TASK TO CARRY OUT: Report the number of lines that include "shisu", with no additional text.
□ □ □ □ □
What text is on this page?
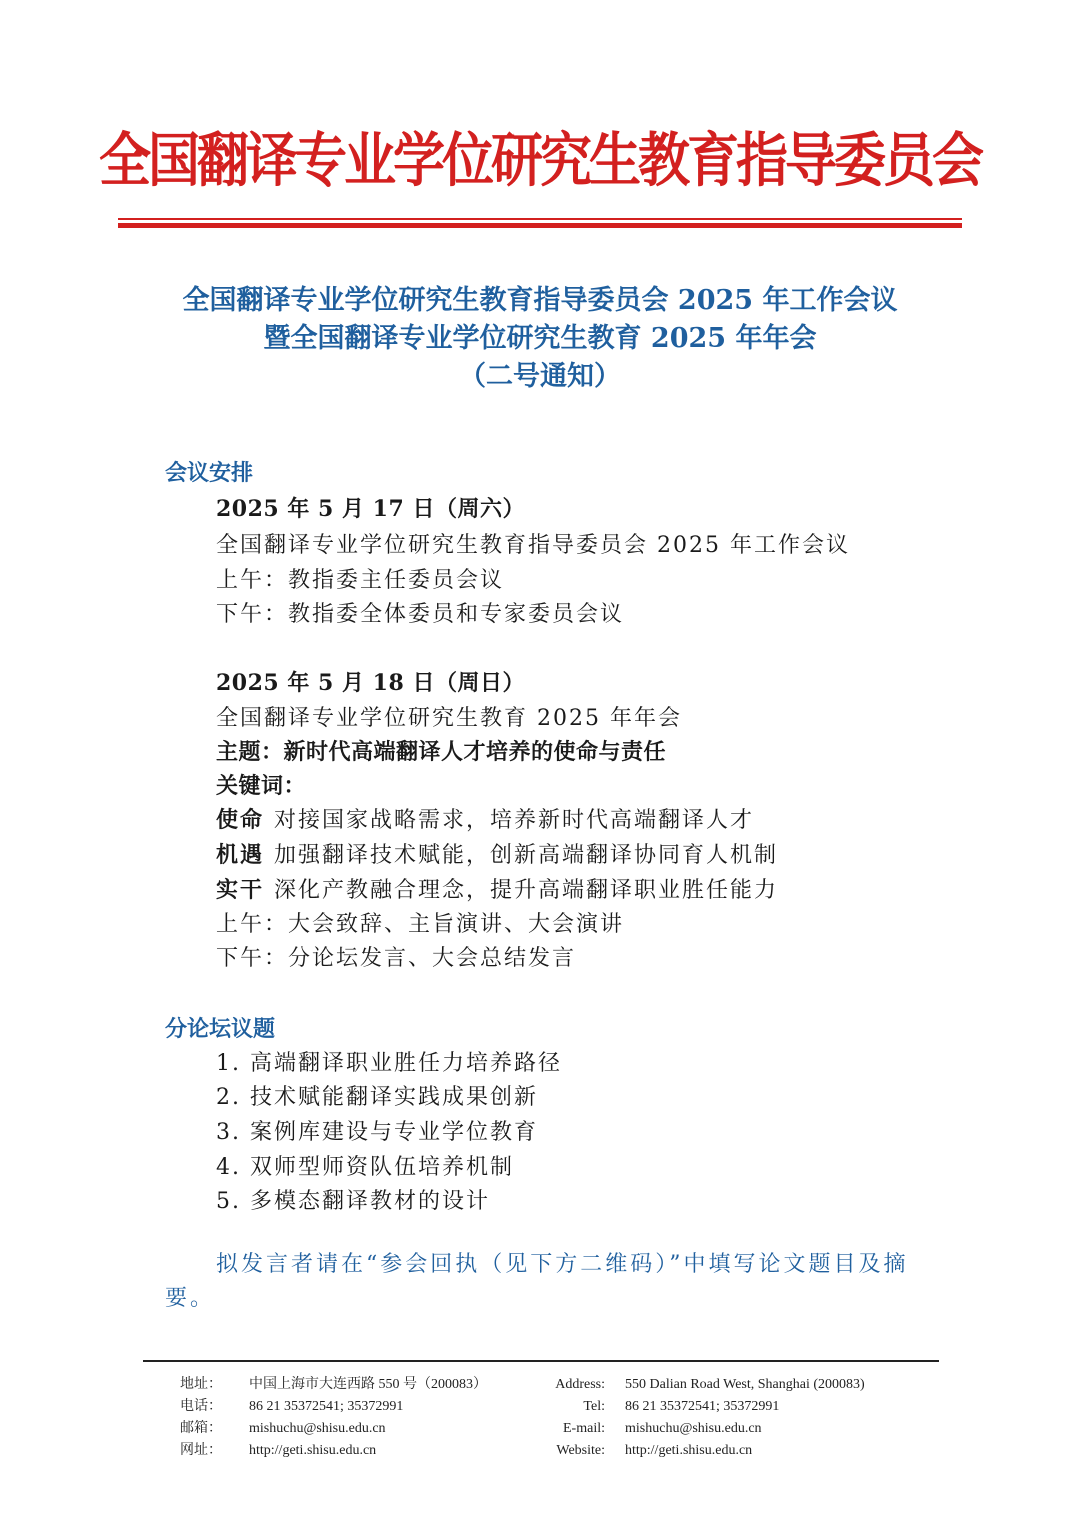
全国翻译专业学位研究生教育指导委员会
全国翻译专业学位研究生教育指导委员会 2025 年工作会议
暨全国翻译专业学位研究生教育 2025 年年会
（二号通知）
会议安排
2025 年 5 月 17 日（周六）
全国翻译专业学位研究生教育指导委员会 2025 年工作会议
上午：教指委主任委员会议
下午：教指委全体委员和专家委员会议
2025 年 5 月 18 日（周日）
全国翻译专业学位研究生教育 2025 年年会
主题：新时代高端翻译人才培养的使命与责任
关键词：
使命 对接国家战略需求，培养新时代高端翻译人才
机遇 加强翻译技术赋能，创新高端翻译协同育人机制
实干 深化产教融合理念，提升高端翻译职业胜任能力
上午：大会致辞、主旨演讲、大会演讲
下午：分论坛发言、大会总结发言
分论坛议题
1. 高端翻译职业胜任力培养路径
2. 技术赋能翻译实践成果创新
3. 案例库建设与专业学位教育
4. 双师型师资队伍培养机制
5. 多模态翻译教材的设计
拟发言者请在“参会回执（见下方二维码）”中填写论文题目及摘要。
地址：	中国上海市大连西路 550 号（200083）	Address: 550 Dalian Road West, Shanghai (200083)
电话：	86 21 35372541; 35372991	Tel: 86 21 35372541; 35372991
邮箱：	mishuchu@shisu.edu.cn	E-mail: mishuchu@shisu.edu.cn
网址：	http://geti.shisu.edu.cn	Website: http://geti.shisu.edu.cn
□ □ □ □ □
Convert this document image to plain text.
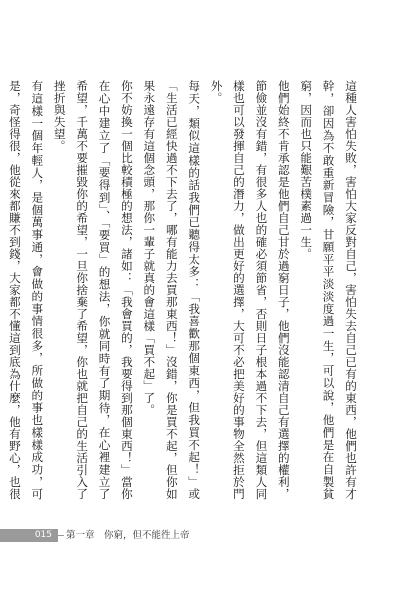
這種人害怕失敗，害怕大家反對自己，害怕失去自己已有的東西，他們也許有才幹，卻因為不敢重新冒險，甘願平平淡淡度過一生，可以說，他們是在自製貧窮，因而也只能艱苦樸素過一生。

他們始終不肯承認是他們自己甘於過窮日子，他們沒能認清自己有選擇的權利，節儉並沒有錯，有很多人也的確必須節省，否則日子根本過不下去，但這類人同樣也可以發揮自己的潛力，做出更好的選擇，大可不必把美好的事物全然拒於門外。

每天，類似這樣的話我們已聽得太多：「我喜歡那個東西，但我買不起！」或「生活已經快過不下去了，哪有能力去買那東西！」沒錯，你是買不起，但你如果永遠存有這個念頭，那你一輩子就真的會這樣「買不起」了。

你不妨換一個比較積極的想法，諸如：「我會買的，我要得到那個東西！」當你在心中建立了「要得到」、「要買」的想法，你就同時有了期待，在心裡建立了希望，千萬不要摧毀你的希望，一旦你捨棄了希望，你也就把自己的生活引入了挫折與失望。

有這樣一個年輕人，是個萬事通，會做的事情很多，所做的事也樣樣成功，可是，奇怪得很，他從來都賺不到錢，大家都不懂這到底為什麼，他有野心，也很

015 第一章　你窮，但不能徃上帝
□ □ □ □ □
FULL ANSWER: 2